* WHAT TO DO
Review the material line by line. Identify and copy every line that contains the string "pour".

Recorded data
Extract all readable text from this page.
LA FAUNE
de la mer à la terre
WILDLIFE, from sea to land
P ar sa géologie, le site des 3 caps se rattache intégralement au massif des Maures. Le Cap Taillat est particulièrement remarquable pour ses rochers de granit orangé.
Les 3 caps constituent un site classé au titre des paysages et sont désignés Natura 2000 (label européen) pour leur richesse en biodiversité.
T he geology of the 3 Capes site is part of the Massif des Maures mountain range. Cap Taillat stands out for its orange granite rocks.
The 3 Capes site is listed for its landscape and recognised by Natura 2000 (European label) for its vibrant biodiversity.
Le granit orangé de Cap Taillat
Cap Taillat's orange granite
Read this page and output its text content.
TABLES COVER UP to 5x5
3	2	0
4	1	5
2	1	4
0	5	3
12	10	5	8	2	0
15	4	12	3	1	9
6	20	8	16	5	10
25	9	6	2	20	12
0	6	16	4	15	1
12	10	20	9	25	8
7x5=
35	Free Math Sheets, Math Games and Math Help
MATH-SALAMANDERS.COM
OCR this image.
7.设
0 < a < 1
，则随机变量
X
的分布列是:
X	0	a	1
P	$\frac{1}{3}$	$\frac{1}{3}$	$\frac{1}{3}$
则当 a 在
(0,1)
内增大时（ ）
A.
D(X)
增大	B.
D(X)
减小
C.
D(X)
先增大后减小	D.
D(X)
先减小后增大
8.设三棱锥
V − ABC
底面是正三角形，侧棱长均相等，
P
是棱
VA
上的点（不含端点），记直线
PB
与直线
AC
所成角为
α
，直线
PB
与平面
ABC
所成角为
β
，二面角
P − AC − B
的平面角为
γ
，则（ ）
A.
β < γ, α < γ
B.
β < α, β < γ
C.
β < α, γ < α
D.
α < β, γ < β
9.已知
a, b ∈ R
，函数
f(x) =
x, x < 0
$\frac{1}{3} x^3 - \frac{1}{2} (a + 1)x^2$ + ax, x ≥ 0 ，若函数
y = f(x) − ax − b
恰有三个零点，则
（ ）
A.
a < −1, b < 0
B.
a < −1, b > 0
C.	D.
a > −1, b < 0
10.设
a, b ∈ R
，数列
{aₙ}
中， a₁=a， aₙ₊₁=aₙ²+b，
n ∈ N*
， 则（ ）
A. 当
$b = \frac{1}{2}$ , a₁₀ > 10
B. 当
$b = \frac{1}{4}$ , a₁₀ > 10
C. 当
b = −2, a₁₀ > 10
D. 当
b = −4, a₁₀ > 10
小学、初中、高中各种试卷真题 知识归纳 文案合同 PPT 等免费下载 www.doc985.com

* SOLUTION BELOW
P ar sa géologie, le site des 3 caps se rattache intégralement au massif des Maures. Le Cap Taillat est particulièrement remarquable pour ses rochers de granit orangé.
Les 3 caps constituent un site classé au titre des paysages et sont désignés Natura 2000 (label européen) pour leur richesse en biodiversité.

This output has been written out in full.